--- START ---
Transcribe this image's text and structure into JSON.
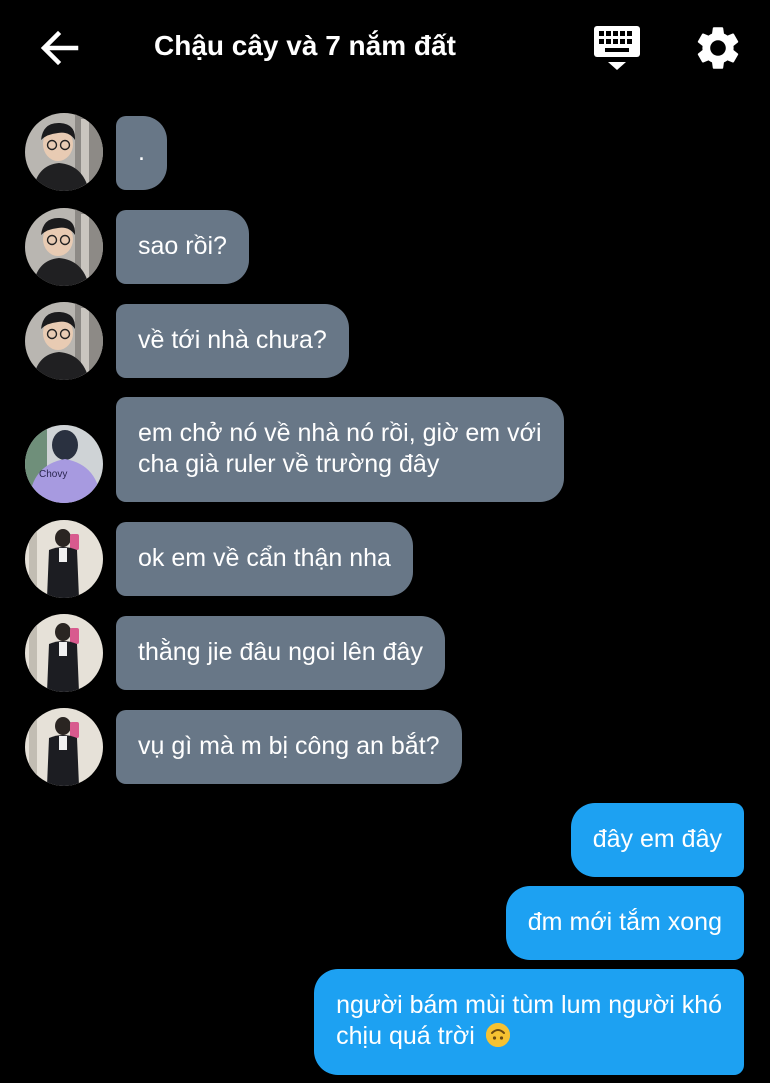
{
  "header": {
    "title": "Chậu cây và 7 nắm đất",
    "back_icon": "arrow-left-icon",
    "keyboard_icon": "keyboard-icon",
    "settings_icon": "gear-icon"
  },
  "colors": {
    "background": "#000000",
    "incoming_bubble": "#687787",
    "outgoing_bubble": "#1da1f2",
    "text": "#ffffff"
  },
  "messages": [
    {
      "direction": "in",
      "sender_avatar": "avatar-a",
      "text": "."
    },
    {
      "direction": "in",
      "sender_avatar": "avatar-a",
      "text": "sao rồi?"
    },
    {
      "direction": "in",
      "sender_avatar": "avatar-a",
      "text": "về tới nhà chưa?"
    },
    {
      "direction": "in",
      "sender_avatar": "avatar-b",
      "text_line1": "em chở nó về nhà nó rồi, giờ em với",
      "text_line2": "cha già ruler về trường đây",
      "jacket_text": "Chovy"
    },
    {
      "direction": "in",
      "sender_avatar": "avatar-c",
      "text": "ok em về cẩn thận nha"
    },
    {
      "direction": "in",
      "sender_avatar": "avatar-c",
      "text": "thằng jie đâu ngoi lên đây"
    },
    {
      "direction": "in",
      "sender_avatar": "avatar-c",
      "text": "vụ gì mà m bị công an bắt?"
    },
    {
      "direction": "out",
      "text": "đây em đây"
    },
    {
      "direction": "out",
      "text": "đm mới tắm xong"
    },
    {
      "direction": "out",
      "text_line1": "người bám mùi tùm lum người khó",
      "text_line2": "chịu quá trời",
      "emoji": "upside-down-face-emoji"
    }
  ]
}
--- END ---
> Set exercise:
Go through the data above and transcribe it in full, omitting any image.

> Response:
Transcribe this image's text and structure into JSON.
{
  "header": {
    "title": "Chậu cây và 7 nắm đất",
    "back_icon": "arrow-left-icon",
    "keyboard_icon": "keyboard-icon",
    "settings_icon": "gear-icon"
  },
  "colors": {
    "background": "#000000",
    "incoming_bubble": "#687787",
    "outgoing_bubble": "#1da1f2",
    "text": "#ffffff"
  },
  "messages": [
    {
      "direction": "in",
      "sender_avatar": "avatar-a",
      "text": "."
    },
    {
      "direction": "in",
      "sender_avatar": "avatar-a",
      "text": "sao rồi?"
    },
    {
      "direction": "in",
      "sender_avatar": "avatar-a",
      "text": "về tới nhà chưa?"
    },
    {
      "direction": "in",
      "sender_avatar": "avatar-b",
      "text_line1": "em chở nó về nhà nó rồi, giờ em với",
      "text_line2": "cha già ruler về trường đây",
      "jacket_text": "Chovy"
    },
    {
      "direction": "in",
      "sender_avatar": "avatar-c",
      "text": "ok em về cẩn thận nha"
    },
    {
      "direction": "in",
      "sender_avatar": "avatar-c",
      "text": "thằng jie đâu ngoi lên đây"
    },
    {
      "direction": "in",
      "sender_avatar": "avatar-c",
      "text": "vụ gì mà m bị công an bắt?"
    },
    {
      "direction": "out",
      "text": "đây em đây"
    },
    {
      "direction": "out",
      "text": "đm mới tắm xong"
    },
    {
      "direction": "out",
      "text_line1": "người bám mùi tùm lum người khó",
      "text_line2": "chịu quá trời",
      "emoji": "upside-down-face-emoji"
    }
  ]
}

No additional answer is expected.